- _WHAT THE TASK ASKS_: Please pull out every line of the entries below and reproduce each one word for word, with no changes.

Element box records:
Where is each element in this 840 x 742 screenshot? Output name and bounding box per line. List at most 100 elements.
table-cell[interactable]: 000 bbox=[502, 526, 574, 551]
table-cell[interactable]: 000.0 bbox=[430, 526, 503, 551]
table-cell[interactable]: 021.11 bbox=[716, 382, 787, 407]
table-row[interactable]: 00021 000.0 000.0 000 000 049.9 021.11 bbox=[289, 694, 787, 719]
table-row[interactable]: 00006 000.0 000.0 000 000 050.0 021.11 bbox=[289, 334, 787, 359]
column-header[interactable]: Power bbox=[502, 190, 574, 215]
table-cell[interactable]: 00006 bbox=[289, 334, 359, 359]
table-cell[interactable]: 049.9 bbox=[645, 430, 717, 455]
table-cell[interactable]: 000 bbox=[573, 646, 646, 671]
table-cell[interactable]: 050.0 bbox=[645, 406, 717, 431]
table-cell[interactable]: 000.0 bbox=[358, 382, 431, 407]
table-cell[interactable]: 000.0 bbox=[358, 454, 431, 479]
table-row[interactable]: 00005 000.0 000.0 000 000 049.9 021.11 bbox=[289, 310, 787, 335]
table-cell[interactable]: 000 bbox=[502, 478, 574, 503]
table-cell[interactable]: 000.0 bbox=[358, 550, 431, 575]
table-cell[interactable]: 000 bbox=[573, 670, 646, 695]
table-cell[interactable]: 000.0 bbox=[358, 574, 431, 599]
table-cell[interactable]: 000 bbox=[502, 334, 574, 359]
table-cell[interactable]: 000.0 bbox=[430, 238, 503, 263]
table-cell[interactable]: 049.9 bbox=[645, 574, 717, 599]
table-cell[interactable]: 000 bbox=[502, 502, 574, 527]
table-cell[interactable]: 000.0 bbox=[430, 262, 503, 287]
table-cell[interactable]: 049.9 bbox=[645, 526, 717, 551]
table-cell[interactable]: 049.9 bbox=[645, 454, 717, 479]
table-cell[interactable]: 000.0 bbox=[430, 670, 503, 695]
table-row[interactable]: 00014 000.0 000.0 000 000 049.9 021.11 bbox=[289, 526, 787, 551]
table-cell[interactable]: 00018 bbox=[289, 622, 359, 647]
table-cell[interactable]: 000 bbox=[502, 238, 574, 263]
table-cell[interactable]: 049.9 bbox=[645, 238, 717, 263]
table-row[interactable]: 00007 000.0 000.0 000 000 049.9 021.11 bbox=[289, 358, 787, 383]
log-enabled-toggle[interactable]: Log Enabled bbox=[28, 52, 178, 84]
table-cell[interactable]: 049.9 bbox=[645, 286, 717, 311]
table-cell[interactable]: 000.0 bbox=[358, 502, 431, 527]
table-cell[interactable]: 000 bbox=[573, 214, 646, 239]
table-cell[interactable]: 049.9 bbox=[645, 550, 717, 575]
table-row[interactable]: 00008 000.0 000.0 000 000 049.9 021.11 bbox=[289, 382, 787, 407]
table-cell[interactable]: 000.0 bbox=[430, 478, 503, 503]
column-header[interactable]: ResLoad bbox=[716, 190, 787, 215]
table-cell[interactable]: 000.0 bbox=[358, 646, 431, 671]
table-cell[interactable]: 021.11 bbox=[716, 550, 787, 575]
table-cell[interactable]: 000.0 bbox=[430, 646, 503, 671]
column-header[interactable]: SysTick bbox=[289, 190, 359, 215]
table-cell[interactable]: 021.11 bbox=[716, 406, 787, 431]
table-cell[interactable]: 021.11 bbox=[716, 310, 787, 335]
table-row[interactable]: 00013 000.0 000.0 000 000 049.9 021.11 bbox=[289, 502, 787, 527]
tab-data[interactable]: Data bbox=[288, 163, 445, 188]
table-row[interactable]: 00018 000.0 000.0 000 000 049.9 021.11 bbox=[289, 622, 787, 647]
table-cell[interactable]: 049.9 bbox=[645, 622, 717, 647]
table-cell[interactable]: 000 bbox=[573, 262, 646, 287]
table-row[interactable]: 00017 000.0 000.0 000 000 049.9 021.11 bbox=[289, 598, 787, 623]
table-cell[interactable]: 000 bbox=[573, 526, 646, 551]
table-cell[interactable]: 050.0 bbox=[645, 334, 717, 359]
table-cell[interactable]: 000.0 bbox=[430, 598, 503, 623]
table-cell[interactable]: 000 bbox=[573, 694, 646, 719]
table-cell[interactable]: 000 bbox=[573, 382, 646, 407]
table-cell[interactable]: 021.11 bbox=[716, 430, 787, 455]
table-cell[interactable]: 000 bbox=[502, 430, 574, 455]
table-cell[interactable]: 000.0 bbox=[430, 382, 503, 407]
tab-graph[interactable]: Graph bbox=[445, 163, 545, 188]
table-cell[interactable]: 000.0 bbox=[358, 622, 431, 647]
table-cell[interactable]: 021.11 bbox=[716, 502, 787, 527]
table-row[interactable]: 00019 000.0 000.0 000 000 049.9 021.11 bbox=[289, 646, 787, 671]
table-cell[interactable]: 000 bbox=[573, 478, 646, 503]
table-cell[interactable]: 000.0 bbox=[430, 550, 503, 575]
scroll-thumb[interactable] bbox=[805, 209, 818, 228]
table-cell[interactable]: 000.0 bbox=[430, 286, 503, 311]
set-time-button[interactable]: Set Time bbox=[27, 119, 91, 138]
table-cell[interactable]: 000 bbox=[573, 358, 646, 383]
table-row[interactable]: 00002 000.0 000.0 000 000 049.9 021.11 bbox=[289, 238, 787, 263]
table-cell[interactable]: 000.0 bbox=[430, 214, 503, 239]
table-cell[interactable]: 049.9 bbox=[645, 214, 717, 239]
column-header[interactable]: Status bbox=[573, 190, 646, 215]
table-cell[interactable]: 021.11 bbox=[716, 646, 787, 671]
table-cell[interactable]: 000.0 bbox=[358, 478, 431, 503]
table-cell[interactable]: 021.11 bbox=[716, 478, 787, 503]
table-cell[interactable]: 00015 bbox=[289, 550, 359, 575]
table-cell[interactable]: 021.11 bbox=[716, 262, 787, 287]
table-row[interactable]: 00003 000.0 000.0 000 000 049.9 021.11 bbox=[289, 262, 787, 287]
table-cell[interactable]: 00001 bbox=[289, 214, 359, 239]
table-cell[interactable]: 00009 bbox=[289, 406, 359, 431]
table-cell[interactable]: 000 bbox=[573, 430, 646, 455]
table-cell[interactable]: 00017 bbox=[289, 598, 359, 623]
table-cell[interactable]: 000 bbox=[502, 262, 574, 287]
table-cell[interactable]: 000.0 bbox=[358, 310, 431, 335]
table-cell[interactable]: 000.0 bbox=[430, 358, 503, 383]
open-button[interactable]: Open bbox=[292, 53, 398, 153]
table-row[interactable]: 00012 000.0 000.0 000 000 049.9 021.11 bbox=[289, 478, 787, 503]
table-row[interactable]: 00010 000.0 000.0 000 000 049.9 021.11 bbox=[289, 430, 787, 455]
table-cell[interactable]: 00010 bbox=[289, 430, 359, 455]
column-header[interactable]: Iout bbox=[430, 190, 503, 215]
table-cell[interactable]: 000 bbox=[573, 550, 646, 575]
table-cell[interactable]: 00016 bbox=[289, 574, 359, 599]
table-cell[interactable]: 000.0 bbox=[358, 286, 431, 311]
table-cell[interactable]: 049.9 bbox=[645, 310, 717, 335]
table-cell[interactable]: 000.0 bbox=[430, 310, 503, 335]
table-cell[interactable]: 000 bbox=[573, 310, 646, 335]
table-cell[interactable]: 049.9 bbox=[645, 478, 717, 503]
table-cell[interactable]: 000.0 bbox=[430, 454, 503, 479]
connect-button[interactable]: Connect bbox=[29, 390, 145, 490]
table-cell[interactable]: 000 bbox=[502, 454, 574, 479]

- _TASK RESULT_:
Where is each element in this 840 x 742 screenshot? Output name and bounding box per line. List at most 100 elements.
table-cell[interactable]: 000 bbox=[502, 526, 574, 551]
table-cell[interactable]: 000.0 bbox=[430, 526, 503, 551]
table-cell[interactable]: 021.11 bbox=[716, 382, 787, 407]
table-row[interactable]: 00021 000.0 000.0 000 000 049.9 021.11 bbox=[289, 694, 787, 719]
table-row[interactable]: 00006 000.0 000.0 000 000 050.0 021.11 bbox=[289, 334, 787, 359]
column-header[interactable]: Power bbox=[502, 190, 574, 215]
table-cell[interactable]: 00006 bbox=[289, 334, 359, 359]
table-cell[interactable]: 049.9 bbox=[645, 430, 717, 455]
table-cell[interactable]: 000 bbox=[573, 646, 646, 671]
table-cell[interactable]: 050.0 bbox=[645, 406, 717, 431]
table-cell[interactable]: 000.0 bbox=[358, 382, 431, 407]
table-cell[interactable]: 000.0 bbox=[358, 454, 431, 479]
table-row[interactable]: 00005 000.0 000.0 000 000 049.9 021.11 bbox=[289, 310, 787, 335]
table-cell[interactable]: 000 bbox=[502, 478, 574, 503]
table-cell[interactable]: 000.0 bbox=[358, 550, 431, 575]
table-cell[interactable]: 000 bbox=[573, 670, 646, 695]
table-cell[interactable]: 000.0 bbox=[358, 574, 431, 599]
table-cell[interactable]: 000 bbox=[502, 334, 574, 359]
table-cell[interactable]: 000.0 bbox=[430, 238, 503, 263]
table-cell[interactable]: 049.9 bbox=[645, 574, 717, 599]
table-cell[interactable]: 000 bbox=[502, 502, 574, 527]
table-cell[interactable]: 000.0 bbox=[430, 262, 503, 287]
table-cell[interactable]: 049.9 bbox=[645, 526, 717, 551]
table-cell[interactable]: 049.9 bbox=[645, 454, 717, 479]
table-cell[interactable]: 000.0 bbox=[430, 670, 503, 695]
table-row[interactable]: 00014 000.0 000.0 000 000 049.9 021.11 bbox=[289, 526, 787, 551]
table-cell[interactable]: 00018 bbox=[289, 622, 359, 647]
table-cell[interactable]: 000 bbox=[502, 238, 574, 263]
table-cell[interactable]: 049.9 bbox=[645, 238, 717, 263]
table-row[interactable]: 00007 000.0 000.0 000 000 049.9 021.11 bbox=[289, 358, 787, 383]
log-enabled-toggle[interactable]: Log Enabled bbox=[28, 52, 178, 84]
table-cell[interactable]: 049.9 bbox=[645, 286, 717, 311]
table-cell[interactable]: 000.0 bbox=[358, 502, 431, 527]
table-cell[interactable]: 000 bbox=[573, 214, 646, 239]
table-cell[interactable]: 049.9 bbox=[645, 550, 717, 575]
table-row[interactable]: 00008 000.0 000.0 000 000 049.9 021.11 bbox=[289, 382, 787, 407]
table-cell[interactable]: 000.0 bbox=[430, 478, 503, 503]
column-header[interactable]: ResLoad bbox=[716, 190, 787, 215]
table-cell[interactable]: 000.0 bbox=[358, 646, 431, 671]
table-cell[interactable]: 021.11 bbox=[716, 550, 787, 575]
table-cell[interactable]: 000.0 bbox=[430, 646, 503, 671]
column-header[interactable]: SysTick bbox=[289, 190, 359, 215]
table-cell[interactable]: 021.11 bbox=[716, 406, 787, 431]
table-cell[interactable]: 021.11 bbox=[716, 310, 787, 335]
table-row[interactable]: 00013 000.0 000.0 000 000 049.9 021.11 bbox=[289, 502, 787, 527]
tab-data[interactable]: Data bbox=[288, 163, 445, 188]
table-row[interactable]: 00018 000.0 000.0 000 000 049.9 021.11 bbox=[289, 622, 787, 647]
table-cell[interactable]: 049.9 bbox=[645, 622, 717, 647]
table-cell[interactable]: 000 bbox=[573, 262, 646, 287]
table-row[interactable]: 00017 000.0 000.0 000 000 049.9 021.11 bbox=[289, 598, 787, 623]
table-cell[interactable]: 000 bbox=[573, 526, 646, 551]
table-cell[interactable]: 050.0 bbox=[645, 334, 717, 359]
table-cell[interactable]: 000.0 bbox=[430, 598, 503, 623]
table-cell[interactable]: 000 bbox=[573, 694, 646, 719]
table-cell[interactable]: 000 bbox=[573, 382, 646, 407]
table-cell[interactable]: 021.11 bbox=[716, 430, 787, 455]
table-cell[interactable]: 000 bbox=[502, 430, 574, 455]
table-cell[interactable]: 000.0 bbox=[430, 382, 503, 407]
tab-graph[interactable]: Graph bbox=[445, 163, 545, 188]
table-cell[interactable]: 000.0 bbox=[358, 622, 431, 647]
table-cell[interactable]: 021.11 bbox=[716, 502, 787, 527]
table-row[interactable]: 00019 000.0 000.0 000 000 049.9 021.11 bbox=[289, 646, 787, 671]
table-cell[interactable]: 000 bbox=[573, 478, 646, 503]
table-cell[interactable]: 000.0 bbox=[430, 550, 503, 575]
scroll-thumb[interactable] bbox=[805, 209, 818, 228]
table-cell[interactable]: 000.0 bbox=[430, 286, 503, 311]
set-time-button[interactable]: Set Time bbox=[27, 119, 91, 138]
table-cell[interactable]: 000 bbox=[573, 358, 646, 383]
table-row[interactable]: 00002 000.0 000.0 000 000 049.9 021.11 bbox=[289, 238, 787, 263]
table-cell[interactable]: 000.0 bbox=[430, 214, 503, 239]
table-cell[interactable]: 049.9 bbox=[645, 214, 717, 239]
column-header[interactable]: Status bbox=[573, 190, 646, 215]
table-cell[interactable]: 021.11 bbox=[716, 646, 787, 671]
table-cell[interactable]: 000.0 bbox=[358, 478, 431, 503]
table-cell[interactable]: 021.11 bbox=[716, 478, 787, 503]
table-cell[interactable]: 00015 bbox=[289, 550, 359, 575]
table-cell[interactable]: 021.11 bbox=[716, 262, 787, 287]
table-row[interactable]: 00003 000.0 000.0 000 000 049.9 021.11 bbox=[289, 262, 787, 287]
table-cell[interactable]: 00001 bbox=[289, 214, 359, 239]
table-cell[interactable]: 00009 bbox=[289, 406, 359, 431]
table-cell[interactable]: 000 bbox=[573, 430, 646, 455]
table-cell[interactable]: 00017 bbox=[289, 598, 359, 623]
table-cell[interactable]: 000 bbox=[502, 262, 574, 287]
table-cell[interactable]: 000.0 bbox=[358, 310, 431, 335]
table-cell[interactable]: 000.0 bbox=[430, 358, 503, 383]
open-button[interactable]: Open bbox=[292, 53, 398, 153]
table-row[interactable]: 00012 000.0 000.0 000 000 049.9 021.11 bbox=[289, 478, 787, 503]
table-row[interactable]: 00010 000.0 000.0 000 000 049.9 021.11 bbox=[289, 430, 787, 455]
table-cell[interactable]: 00010 bbox=[289, 430, 359, 455]
column-header[interactable]: Iout bbox=[430, 190, 503, 215]
table-cell[interactable]: 000 bbox=[573, 550, 646, 575]
table-cell[interactable]: 00016 bbox=[289, 574, 359, 599]
table-cell[interactable]: 000.0 bbox=[358, 286, 431, 311]
table-cell[interactable]: 049.9 bbox=[645, 310, 717, 335]
table-cell[interactable]: 000.0 bbox=[430, 310, 503, 335]
table-cell[interactable]: 000 bbox=[573, 310, 646, 335]
table-cell[interactable]: 049.9 bbox=[645, 478, 717, 503]
table-cell[interactable]: 000.0 bbox=[430, 454, 503, 479]
connect-button[interactable]: Connect bbox=[29, 390, 145, 490]
table-cell[interactable]: 000 bbox=[502, 454, 574, 479]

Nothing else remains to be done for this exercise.